• **TRECHO SELECIONADO**:
A cooperativa Hondupalma se destaca no setor de óleo de palma em Honduras. Em 40 anos de atividade e fundada a partir de lutas campesinas, ela reúne mais de 600 associados e desafia o modelo predominante dos grandes latifúndios.
Embora tenha mercado e reconhecimento, hoje ela luta pela sobrevivência. Além de um cenário tenso no país, marcado por violências e disputas territoriais, a cooperativa enfrenta seus próprios testes: contornar desafios relacionados ao clima e encontrar um novo líder para a cooperativa, à medida que os atuais estão envelhecendo.
O governo hondurenho começou a promover o cultivo de palma de óleo na década de 1960, como parte de reformas agrárias para combater a desigualdade de terras e a pobreza no campo. Hoje o país tem 200 mil hectares de palma que produzem 600 mil toneladas de óleo por ano, o que o torna um dos maiores produtores da América Latina.
Embora a commodity tenha trazido desenvolvimento econômico a Honduras, o setor não se viu livre de impactos socioambientais, e a produção é permeada por conflitos violentos entre grandes proprietários e grupos campesinos.
Três empresas concentram 61% da produção de óleo de palma no país — Corporación Dinant, Grupo Jaremar e Aceydesa —, cujas plantações estão localizadas justamente em áreas com altos níveis de violência. Já a Hondupalma responde por quase 8% da produção hondurenha, de acordo dados de 2021 apresentados à Mesa-Redonda sobre Óleo de Palma Sustentável (RSPO na sigla em inglês).

[Excertos de um conjunto de anotações de layout]
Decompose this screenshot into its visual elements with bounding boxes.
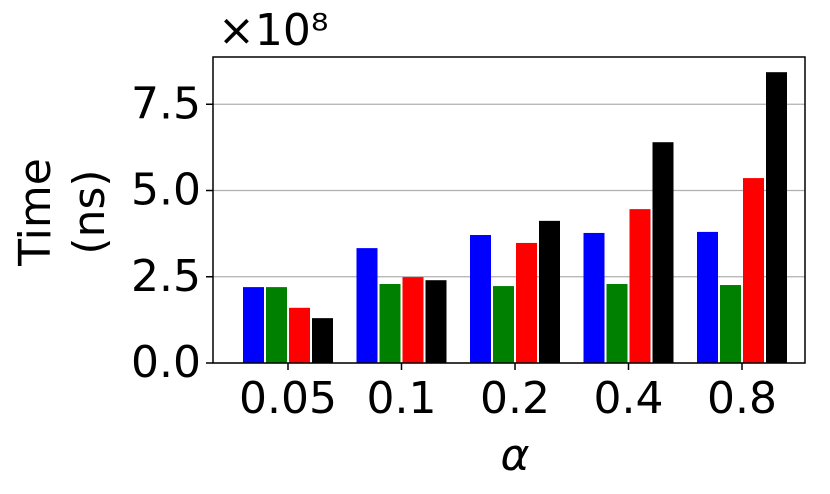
x-tick-label: 0.1 xyxy=(367,373,437,424)
bar xyxy=(583,232,605,363)
bar xyxy=(425,280,447,363)
x-tick-label: 0.2 xyxy=(480,373,550,424)
offset-text: ×10⁸ xyxy=(218,5,329,56)
y-tick-label: 7.5 xyxy=(131,78,201,129)
x-tick-label: 0.05 xyxy=(239,373,337,424)
bar xyxy=(766,72,787,363)
bar xyxy=(356,248,378,363)
bar xyxy=(493,286,514,363)
y-tick-label: 2.5 xyxy=(131,251,201,302)
bar xyxy=(720,285,741,363)
x-tick-label: 0.4 xyxy=(594,373,664,424)
y-tick-label: 0.0 xyxy=(131,337,201,388)
bar xyxy=(539,220,560,363)
y-tick-label: 5.0 xyxy=(131,165,201,216)
bar xyxy=(266,287,287,363)
bar xyxy=(243,287,264,363)
bar xyxy=(652,142,674,363)
y-axis-label: Time xyxy=(10,158,61,267)
bar xyxy=(379,283,401,363)
bar xyxy=(402,277,424,363)
x-tick-label: 0.8 xyxy=(707,373,777,424)
bar xyxy=(743,178,764,363)
bar xyxy=(312,318,333,363)
bar xyxy=(606,283,628,363)
bar xyxy=(516,242,537,363)
bar xyxy=(470,235,491,363)
y-axis-label: (ns) xyxy=(64,169,115,254)
x-axis-label: α xyxy=(500,430,529,481)
bar xyxy=(289,307,310,363)
bar xyxy=(697,231,718,363)
bar xyxy=(629,209,651,363)
plot-frame xyxy=(212,56,806,364)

• **AÇÕES A REALIZAR**:
[A] Responda com base no texto sobre a Hondupalma:
(i) Quantos associados a cooperativa reúne?
(ii) Em que década o governo hondurenho começou a promover o cultivo de palma de óleo?
(iii) Que porcentagem da produção de óleo de palma do país as três maiores empresas concentram?
[B] Prossiga o texto sobre a cooperativa Hondupalma a partir da última frase apresentada.

• **RESULTADOS DO EXERCÍCIO**:
[A]
(i) Mais de 600.
(ii) Na década de 1960.
(iii) 61%.

[B]
Para Elvin Hernández, sociólogo e pesquisador do instituto hondurenho Eric-SJ, a crise vivida pelo setor de óleo de palma repete o padrão das elites bananeiras do século passado: “Grilagem de terra, exploração com monocultura e conluio com o Estado”.
O setor de óleo de palma repete o padrão das elites bananeiras do século passado: ‘Grilagem de terra, exploração com monocultura e conluio com o Estado’Elvin Hernández, pesquisador do Eric-SJ
No Vale do Baixo Aguán, no departamento de Colón, norte de Honduras, cerca de 160 campesinos foram mortos na última década. O conflito entre grandes e pequenos produtores, expulsos de suas terras, não parece ter fim.
No ano passado, junto ao governo de Xiomara Castro, agricultores assinaram um acordo para conter a violência na área. O documento buscava encerrar a crise com foco nos direitos humanos, na reparação das vítimas e no acesso à justiça por meio de investigações dos crimes cometidos. Mas, desde então, outros cinco trabalhadores rurais foram mortos.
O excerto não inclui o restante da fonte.